Transcribe the records below exactly, leaving out any pictures.

(Saved data entries)

* * * *

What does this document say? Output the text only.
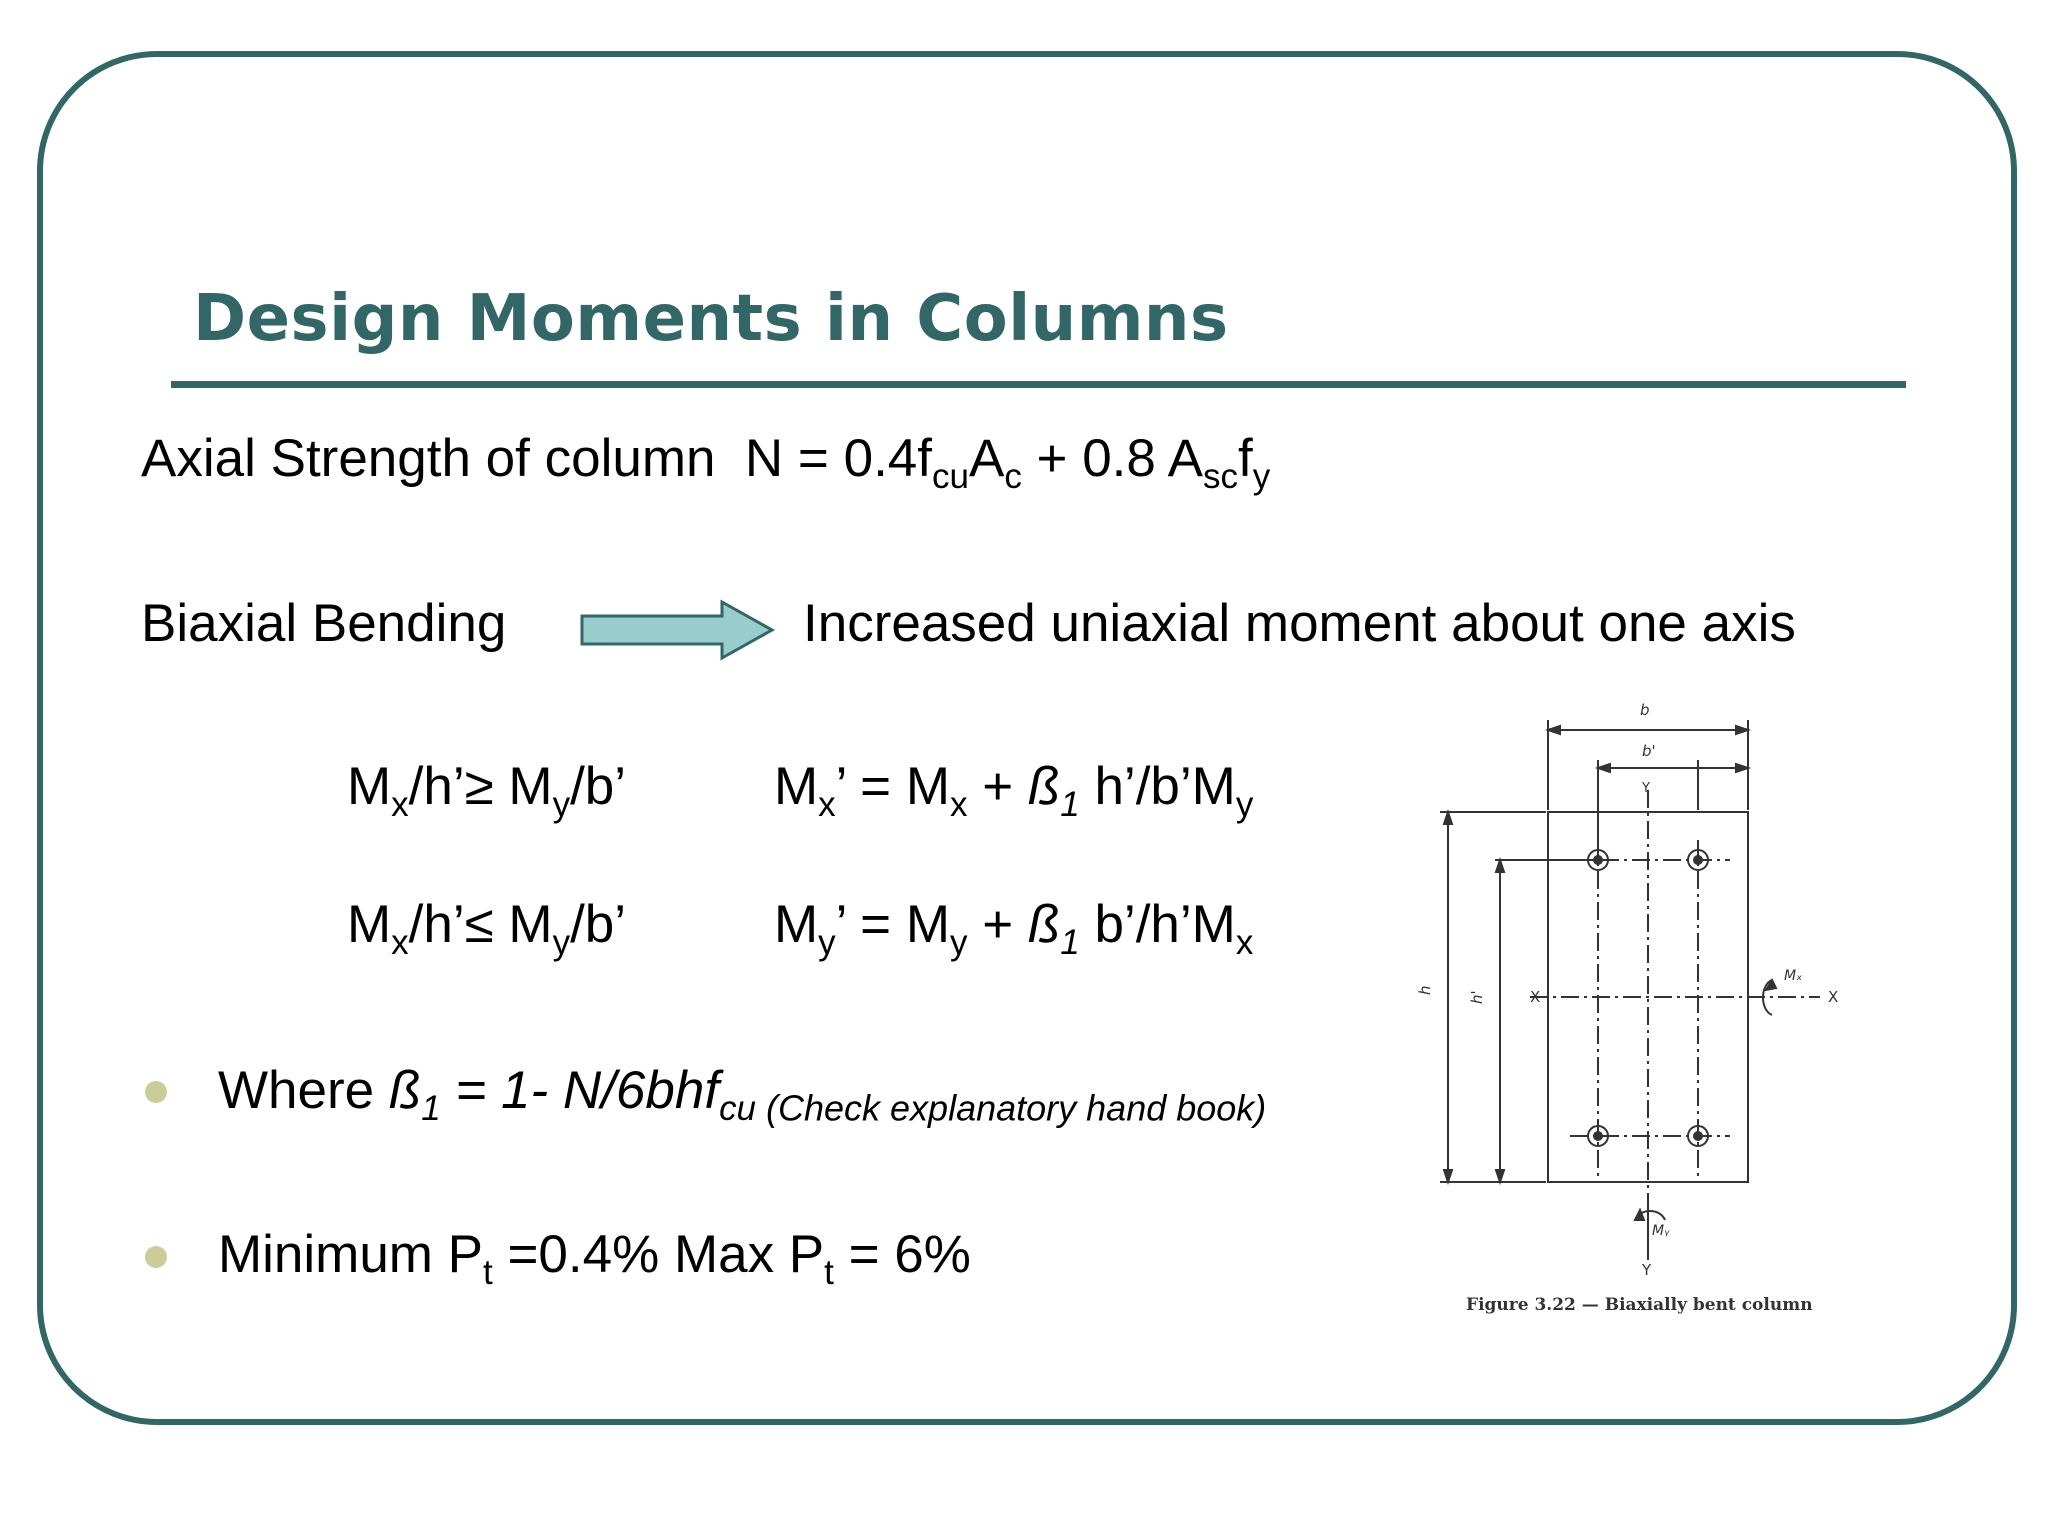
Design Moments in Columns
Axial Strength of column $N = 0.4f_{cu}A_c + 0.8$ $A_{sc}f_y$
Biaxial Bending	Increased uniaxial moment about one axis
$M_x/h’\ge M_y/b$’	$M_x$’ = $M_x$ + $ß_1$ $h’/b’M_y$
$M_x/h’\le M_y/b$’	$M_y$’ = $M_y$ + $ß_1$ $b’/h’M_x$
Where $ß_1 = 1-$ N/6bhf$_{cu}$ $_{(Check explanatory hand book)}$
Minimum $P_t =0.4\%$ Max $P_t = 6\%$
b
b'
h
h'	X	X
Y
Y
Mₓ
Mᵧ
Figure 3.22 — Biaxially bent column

* * * *

Solution
What does this document say? Output the text only.
Design Moments in Columns
Axial Strength of column $N = 0.4f_{cu}A_c + 0.8$ $A_{sc}f_y$
Biaxial Bending	Increased uniaxial moment about one axis
$M_x/h’\ge M_y/b$’	$M_x$’ = $M_x$ + $ß_1$ $h’/b’M_y$
$M_x/h’\le M_y/b$’	$M_y$’ = $M_y$ + $ß_1$ $b’/h’M_x$
Where $ß_1 = 1-$ N/6bhf$_{cu}$ $_{(Check explanatory hand book)}$
Minimum $P_t =0.4\%$ Max $P_t = 6\%$
b
b'
h
h'	X	X
Y
Y
Mₓ
Mᵧ
Figure 3.22 — Biaxially bent column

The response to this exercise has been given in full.